## START

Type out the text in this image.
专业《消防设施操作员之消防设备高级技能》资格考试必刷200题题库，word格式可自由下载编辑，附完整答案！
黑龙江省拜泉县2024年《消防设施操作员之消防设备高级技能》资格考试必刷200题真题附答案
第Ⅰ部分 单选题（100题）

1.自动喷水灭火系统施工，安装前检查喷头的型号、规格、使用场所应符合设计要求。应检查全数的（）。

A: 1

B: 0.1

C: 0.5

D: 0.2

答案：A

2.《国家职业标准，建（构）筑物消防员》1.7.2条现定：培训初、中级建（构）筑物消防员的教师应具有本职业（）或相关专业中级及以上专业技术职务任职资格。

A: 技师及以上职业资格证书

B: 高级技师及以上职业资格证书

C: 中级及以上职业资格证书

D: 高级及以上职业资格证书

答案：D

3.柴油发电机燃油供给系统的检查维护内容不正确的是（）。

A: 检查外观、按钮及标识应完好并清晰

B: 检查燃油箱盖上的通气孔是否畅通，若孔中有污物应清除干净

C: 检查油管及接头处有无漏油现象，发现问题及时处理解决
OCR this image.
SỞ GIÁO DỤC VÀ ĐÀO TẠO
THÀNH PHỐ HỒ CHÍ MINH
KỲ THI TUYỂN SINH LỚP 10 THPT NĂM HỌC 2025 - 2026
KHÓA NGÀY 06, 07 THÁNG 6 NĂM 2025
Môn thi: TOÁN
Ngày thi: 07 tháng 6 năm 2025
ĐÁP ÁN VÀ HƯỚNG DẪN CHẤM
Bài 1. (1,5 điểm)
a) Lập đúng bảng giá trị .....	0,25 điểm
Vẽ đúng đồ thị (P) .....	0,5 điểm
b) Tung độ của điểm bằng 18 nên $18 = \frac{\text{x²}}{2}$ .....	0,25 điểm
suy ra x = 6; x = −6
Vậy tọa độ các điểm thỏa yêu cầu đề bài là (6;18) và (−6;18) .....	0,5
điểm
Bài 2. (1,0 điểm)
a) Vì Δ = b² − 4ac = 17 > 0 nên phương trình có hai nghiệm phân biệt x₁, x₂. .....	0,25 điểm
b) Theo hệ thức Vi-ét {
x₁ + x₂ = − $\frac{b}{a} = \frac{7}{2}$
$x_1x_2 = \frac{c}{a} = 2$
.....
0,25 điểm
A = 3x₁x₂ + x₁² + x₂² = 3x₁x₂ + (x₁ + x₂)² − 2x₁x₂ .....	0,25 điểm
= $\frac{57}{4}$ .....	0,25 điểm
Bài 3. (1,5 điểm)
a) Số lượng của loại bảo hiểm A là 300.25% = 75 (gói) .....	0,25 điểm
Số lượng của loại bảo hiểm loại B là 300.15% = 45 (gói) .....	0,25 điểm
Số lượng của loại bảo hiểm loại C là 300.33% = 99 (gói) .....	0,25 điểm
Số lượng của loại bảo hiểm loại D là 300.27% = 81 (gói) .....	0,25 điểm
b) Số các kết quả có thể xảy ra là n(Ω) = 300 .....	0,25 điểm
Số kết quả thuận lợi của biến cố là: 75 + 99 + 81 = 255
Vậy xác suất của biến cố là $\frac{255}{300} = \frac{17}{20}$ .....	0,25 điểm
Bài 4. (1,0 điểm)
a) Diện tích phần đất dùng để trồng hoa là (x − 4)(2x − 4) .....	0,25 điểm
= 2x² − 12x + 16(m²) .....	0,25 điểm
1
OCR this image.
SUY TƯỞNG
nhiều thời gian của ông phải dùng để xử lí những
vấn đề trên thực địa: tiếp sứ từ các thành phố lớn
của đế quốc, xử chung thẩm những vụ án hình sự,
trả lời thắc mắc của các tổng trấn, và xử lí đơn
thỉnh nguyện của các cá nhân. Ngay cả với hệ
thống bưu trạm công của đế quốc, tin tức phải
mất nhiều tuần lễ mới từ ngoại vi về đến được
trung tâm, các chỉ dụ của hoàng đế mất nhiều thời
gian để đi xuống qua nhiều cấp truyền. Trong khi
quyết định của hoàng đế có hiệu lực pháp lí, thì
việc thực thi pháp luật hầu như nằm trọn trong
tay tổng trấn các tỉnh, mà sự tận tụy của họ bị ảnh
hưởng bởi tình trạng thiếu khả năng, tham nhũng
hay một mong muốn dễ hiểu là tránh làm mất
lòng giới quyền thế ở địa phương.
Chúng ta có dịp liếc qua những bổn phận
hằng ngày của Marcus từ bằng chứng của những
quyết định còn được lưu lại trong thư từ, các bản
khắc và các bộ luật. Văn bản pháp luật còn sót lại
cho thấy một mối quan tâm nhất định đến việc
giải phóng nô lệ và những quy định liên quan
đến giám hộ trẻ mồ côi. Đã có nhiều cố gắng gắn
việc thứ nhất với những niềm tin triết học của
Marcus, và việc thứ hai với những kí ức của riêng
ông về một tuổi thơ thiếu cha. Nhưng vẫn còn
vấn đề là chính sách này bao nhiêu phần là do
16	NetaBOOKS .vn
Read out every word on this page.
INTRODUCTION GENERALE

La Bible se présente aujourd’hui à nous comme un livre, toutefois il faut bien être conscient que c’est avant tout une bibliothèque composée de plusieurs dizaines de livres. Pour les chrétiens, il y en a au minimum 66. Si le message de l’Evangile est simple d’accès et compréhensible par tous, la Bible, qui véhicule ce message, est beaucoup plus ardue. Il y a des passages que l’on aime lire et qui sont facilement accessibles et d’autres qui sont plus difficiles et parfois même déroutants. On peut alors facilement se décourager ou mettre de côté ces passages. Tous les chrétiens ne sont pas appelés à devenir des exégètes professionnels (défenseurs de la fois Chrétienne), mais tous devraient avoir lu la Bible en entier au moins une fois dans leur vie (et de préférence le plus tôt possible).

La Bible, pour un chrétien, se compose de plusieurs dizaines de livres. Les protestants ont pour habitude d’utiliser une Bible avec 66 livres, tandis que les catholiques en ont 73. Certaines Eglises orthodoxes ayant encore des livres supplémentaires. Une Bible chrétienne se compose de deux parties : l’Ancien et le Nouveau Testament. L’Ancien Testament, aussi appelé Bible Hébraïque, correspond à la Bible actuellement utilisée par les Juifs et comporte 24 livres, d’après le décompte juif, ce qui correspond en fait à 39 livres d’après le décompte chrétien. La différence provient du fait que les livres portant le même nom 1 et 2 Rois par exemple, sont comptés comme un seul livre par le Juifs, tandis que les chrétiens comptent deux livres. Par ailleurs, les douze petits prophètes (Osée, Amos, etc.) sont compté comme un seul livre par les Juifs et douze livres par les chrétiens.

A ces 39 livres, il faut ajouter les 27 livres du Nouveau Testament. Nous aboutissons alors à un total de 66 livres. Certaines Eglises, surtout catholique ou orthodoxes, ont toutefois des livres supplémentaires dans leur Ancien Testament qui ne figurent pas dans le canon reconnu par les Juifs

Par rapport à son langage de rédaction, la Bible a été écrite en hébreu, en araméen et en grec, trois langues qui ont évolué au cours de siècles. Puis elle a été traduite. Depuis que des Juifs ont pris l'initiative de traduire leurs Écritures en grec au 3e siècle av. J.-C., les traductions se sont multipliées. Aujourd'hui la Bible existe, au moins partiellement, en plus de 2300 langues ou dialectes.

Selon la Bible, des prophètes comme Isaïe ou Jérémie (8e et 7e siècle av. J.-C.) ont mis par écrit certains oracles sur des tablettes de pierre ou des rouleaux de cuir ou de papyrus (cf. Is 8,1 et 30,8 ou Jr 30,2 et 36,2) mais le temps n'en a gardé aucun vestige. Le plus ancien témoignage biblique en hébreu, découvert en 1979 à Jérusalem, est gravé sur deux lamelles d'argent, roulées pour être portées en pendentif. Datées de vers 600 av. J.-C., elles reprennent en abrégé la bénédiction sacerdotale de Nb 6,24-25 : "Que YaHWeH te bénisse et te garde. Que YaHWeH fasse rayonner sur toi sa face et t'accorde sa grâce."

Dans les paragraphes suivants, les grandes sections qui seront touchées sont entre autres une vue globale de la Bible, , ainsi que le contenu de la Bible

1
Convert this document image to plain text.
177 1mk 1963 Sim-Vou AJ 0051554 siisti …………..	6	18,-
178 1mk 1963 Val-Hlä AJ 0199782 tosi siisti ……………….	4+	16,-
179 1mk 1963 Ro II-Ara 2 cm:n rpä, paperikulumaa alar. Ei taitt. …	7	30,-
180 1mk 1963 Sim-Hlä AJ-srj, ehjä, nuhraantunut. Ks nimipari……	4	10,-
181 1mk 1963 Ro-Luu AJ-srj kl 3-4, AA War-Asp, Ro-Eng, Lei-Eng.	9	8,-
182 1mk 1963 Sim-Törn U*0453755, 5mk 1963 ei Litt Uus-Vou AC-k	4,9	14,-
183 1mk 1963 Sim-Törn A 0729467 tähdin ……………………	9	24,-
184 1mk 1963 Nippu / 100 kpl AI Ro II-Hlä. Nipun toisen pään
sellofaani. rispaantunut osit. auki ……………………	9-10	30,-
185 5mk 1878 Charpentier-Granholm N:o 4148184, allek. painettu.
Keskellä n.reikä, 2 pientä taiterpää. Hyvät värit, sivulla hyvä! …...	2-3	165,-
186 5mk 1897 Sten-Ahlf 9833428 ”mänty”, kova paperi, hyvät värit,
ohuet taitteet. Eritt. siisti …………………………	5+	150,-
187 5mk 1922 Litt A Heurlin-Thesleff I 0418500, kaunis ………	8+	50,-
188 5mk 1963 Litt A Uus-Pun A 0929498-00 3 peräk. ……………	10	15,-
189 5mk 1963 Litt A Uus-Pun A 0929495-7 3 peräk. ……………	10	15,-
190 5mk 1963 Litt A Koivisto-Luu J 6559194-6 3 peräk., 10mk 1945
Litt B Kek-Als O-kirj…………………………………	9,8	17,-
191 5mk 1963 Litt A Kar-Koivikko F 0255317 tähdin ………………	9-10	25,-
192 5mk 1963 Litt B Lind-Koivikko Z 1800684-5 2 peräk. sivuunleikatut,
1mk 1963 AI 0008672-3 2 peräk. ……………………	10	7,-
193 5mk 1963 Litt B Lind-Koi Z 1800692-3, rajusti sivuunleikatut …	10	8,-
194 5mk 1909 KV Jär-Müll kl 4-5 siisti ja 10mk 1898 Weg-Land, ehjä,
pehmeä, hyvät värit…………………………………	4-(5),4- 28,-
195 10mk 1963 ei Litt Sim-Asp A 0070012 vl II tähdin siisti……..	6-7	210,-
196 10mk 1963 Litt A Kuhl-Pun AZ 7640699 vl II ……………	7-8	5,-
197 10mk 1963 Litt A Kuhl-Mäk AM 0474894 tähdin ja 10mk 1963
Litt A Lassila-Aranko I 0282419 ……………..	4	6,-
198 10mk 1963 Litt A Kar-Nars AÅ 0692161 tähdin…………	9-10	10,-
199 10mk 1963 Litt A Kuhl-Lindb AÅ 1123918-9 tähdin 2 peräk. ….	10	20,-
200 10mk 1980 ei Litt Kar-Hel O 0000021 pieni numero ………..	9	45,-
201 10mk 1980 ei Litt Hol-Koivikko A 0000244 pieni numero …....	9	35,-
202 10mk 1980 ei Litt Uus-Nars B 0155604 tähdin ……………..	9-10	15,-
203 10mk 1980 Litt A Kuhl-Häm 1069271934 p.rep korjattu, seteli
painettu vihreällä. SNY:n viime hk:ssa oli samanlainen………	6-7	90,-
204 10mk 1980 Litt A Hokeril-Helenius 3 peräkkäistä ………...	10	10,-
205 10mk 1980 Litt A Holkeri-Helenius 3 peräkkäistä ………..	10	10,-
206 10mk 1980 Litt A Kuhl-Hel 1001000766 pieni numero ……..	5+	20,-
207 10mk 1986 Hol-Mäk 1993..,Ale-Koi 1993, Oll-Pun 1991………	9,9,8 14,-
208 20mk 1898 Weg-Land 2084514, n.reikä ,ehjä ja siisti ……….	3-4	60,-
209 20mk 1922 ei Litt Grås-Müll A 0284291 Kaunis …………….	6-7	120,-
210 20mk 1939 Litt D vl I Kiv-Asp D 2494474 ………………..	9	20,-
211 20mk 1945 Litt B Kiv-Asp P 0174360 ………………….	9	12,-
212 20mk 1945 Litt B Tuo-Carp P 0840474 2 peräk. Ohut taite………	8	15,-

## END

### Job
Pick out each line above that includes "pháp" and show it.

### Worked solution
quyết định của hoàng đế có hiệu lực pháp lí, thì
việc thực thi pháp luật hầu như nằm trọn trong
khắc và các bộ luật. Văn bản pháp luật còn sót lại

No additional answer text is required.